[Start]

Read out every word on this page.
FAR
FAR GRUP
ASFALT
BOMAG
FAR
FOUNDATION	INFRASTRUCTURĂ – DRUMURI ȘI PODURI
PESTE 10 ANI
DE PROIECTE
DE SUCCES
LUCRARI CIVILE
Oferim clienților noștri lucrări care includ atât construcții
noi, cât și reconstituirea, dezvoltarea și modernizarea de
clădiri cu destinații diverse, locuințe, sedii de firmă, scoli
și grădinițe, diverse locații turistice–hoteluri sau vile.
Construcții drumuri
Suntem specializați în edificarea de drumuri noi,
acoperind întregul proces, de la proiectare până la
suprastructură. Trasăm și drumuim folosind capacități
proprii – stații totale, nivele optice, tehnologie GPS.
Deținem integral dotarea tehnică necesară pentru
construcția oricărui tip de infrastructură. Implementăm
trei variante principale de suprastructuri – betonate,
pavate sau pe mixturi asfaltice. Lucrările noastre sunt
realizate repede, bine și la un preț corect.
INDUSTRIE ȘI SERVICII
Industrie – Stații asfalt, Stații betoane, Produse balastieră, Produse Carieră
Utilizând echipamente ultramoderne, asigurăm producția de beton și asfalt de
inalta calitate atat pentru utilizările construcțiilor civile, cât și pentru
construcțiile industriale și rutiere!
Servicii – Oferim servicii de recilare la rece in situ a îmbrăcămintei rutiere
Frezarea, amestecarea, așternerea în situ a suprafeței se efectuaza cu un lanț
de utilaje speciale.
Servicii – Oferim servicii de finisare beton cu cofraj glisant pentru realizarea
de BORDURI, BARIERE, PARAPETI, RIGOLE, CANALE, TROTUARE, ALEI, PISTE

[End]
[Start]

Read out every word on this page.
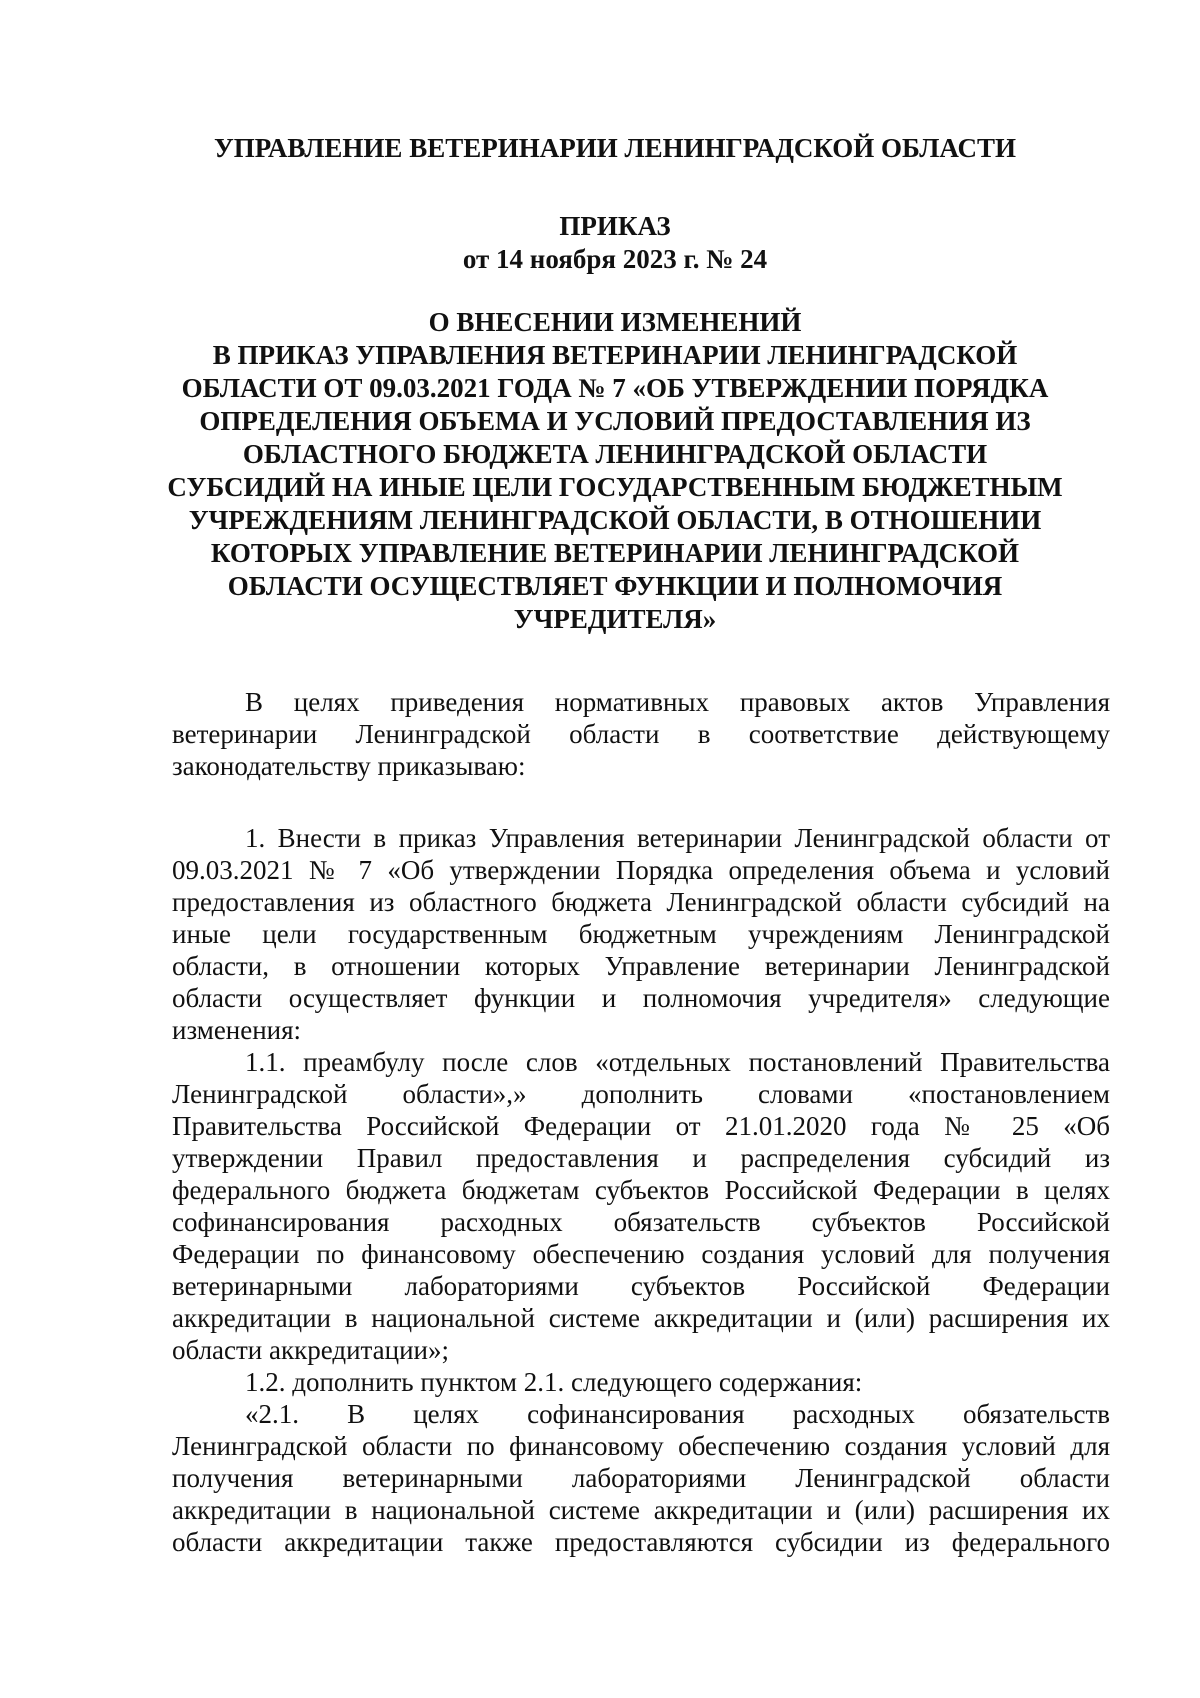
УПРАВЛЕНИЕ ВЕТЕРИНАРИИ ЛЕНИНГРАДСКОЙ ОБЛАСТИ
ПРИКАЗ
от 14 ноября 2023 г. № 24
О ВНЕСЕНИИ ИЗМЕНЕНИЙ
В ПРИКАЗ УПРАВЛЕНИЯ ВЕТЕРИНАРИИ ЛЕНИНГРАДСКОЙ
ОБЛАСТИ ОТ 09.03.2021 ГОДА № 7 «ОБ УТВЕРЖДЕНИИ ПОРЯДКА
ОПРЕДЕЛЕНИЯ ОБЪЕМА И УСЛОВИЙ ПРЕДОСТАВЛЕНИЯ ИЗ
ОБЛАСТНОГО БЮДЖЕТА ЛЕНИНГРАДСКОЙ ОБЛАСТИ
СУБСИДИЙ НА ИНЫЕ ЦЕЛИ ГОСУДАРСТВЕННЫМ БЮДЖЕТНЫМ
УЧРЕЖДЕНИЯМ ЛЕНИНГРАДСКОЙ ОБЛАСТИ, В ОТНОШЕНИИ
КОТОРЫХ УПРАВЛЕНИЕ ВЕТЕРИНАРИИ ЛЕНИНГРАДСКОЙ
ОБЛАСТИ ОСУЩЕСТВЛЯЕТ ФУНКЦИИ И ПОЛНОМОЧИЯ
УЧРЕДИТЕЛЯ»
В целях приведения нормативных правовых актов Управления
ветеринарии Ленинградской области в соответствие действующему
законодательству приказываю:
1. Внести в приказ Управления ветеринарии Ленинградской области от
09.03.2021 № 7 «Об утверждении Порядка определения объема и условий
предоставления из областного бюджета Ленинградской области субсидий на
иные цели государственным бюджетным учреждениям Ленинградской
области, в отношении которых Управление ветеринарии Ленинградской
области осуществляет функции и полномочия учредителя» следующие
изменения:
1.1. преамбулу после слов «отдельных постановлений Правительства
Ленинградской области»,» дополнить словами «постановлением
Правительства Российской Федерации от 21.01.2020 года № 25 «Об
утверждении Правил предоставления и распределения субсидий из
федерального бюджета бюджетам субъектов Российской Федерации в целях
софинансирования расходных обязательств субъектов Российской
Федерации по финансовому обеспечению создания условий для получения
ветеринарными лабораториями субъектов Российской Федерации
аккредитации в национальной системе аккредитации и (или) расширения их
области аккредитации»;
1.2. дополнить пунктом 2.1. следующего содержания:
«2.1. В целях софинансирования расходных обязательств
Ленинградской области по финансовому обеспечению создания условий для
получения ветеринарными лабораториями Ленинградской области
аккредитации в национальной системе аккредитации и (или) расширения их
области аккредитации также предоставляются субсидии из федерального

[End]

What you will do >>
In the entries above, some lines may contain the string "федерального"; report how many, without additional comment.

Full response >>
2